## begin
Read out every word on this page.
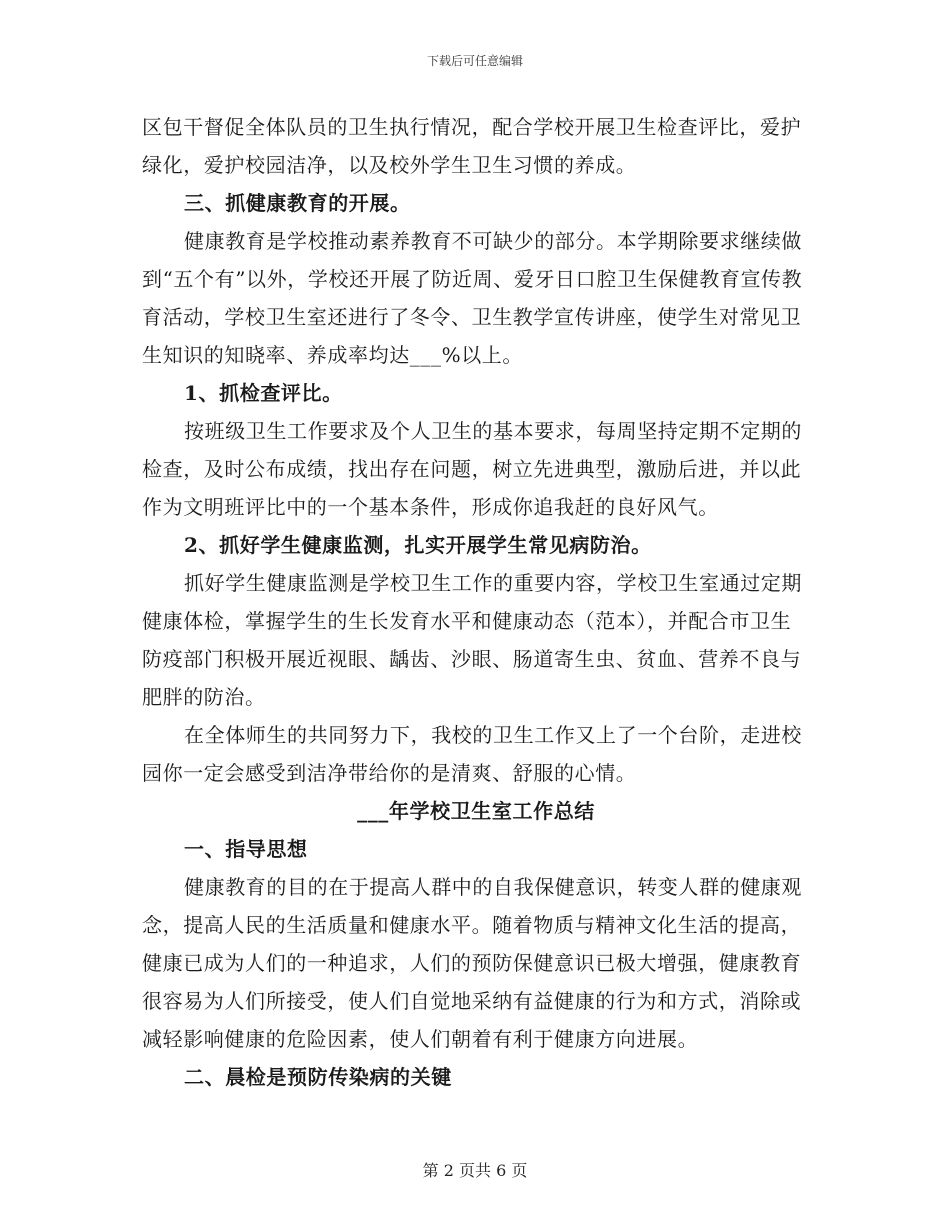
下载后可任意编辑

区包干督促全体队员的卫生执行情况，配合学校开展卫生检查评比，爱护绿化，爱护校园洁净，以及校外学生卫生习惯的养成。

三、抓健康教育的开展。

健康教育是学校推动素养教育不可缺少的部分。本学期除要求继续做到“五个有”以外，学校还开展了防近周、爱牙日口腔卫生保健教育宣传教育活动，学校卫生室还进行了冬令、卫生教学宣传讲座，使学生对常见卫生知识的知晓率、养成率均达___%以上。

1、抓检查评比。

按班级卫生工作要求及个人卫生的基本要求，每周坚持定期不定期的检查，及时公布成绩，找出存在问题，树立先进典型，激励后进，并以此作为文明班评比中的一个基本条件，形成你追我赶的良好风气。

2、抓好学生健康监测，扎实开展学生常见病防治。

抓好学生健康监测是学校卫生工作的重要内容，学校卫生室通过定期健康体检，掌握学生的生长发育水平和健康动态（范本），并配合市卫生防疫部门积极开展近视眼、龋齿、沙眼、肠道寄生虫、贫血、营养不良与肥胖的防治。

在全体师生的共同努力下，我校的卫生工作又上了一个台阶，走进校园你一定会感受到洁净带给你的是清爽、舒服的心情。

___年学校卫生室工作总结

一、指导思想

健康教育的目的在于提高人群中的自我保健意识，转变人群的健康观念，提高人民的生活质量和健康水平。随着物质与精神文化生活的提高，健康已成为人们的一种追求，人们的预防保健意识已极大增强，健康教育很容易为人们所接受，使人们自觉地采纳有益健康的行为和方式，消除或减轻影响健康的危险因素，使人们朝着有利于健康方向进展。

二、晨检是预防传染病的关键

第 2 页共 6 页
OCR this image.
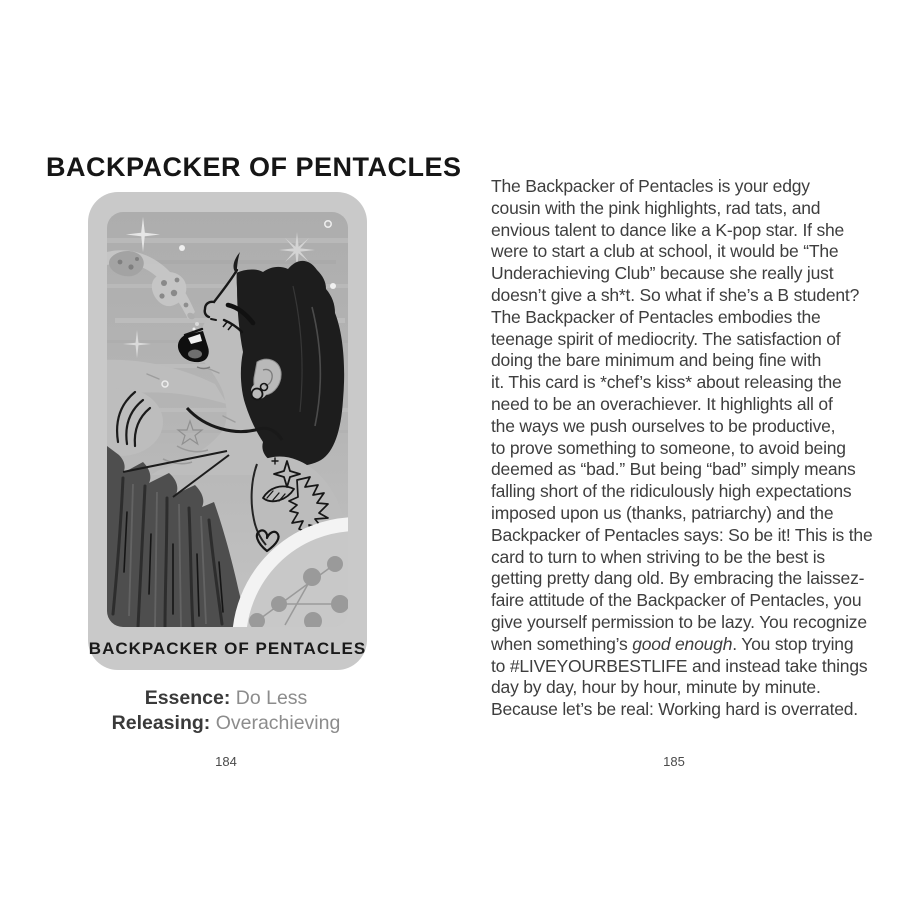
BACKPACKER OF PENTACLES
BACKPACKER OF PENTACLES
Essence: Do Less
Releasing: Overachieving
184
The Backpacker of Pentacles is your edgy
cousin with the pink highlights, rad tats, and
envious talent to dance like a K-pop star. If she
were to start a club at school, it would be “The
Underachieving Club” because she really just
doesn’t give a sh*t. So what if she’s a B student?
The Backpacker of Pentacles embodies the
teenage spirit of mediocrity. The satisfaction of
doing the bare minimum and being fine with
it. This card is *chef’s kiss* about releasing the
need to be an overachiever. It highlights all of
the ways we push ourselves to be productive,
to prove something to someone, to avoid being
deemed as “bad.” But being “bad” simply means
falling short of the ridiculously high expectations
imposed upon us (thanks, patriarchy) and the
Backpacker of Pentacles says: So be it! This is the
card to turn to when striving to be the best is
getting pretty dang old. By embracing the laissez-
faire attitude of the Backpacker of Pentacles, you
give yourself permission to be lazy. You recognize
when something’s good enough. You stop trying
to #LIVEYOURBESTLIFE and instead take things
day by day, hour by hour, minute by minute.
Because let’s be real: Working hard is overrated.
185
## end
WHAT IS REQUIRED:
Output all of the records exactly as they appear above, but not the pictures.

SOLUTION TO THIS EXERCISE:
Read out every word on this page.
下载后可任意编辑

区包干督促全体队员的卫生执行情况，配合学校开展卫生检查评比，爱护绿化，爱护校园洁净，以及校外学生卫生习惯的养成。

三、抓健康教育的开展。

健康教育是学校推动素养教育不可缺少的部分。本学期除要求继续做到“五个有”以外，学校还开展了防近周、爱牙日口腔卫生保健教育宣传教育活动，学校卫生室还进行了冬令、卫生教学宣传讲座，使学生对常见卫生知识的知晓率、养成率均达___%以上。

1、抓检查评比。

按班级卫生工作要求及个人卫生的基本要求，每周坚持定期不定期的检查，及时公布成绩，找出存在问题，树立先进典型，激励后进，并以此作为文明班评比中的一个基本条件，形成你追我赶的良好风气。

2、抓好学生健康监测，扎实开展学生常见病防治。

抓好学生健康监测是学校卫生工作的重要内容，学校卫生室通过定期健康体检，掌握学生的生长发育水平和健康动态（范本），并配合市卫生防疫部门积极开展近视眼、龋齿、沙眼、肠道寄生虫、贫血、营养不良与肥胖的防治。

在全体师生的共同努力下，我校的卫生工作又上了一个台阶，走进校园你一定会感受到洁净带给你的是清爽、舒服的心情。

___年学校卫生室工作总结

一、指导思想

健康教育的目的在于提高人群中的自我保健意识，转变人群的健康观念，提高人民的生活质量和健康水平。随着物质与精神文化生活的提高，健康已成为人们的一种追求，人们的预防保健意识已极大增强，健康教育很容易为人们所接受，使人们自觉地采纳有益健康的行为和方式，消除或减轻影响健康的危险因素，使人们朝着有利于健康方向进展。

二、晨检是预防传染病的关键

第 2 页共 6 页
OCR this image.
BACKPACKER OF PENTACLES
BACKPACKER OF PENTACLES
Essence: Do Less
Releasing: Overachieving
184
The Backpacker of Pentacles is your edgy
cousin with the pink highlights, rad tats, and
envious talent to dance like a K-pop star. If she
were to start a club at school, it would be “The
Underachieving Club” because she really just
doesn’t give a sh*t. So what if she’s a B student?
The Backpacker of Pentacles embodies the
teenage spirit of mediocrity. The satisfaction of
doing the bare minimum and being fine with
it. This card is *chef’s kiss* about releasing the
need to be an overachiever. It highlights all of
the ways we push ourselves to be productive,
to prove something to someone, to avoid being
deemed as “bad.” But being “bad” simply means
falling short of the ridiculously high expectations
imposed upon us (thanks, patriarchy) and the
Backpacker of Pentacles says: So be it! This is the
card to turn to when striving to be the best is
getting pretty dang old. By embracing the laissez-
faire attitude of the Backpacker of Pentacles, you
give yourself permission to be lazy. You recognize
when something’s good enough. You stop trying
to #LIVEYOURBESTLIFE and instead take things
day by day, hour by hour, minute by minute.
Because let’s be real: Working hard is overrated.
185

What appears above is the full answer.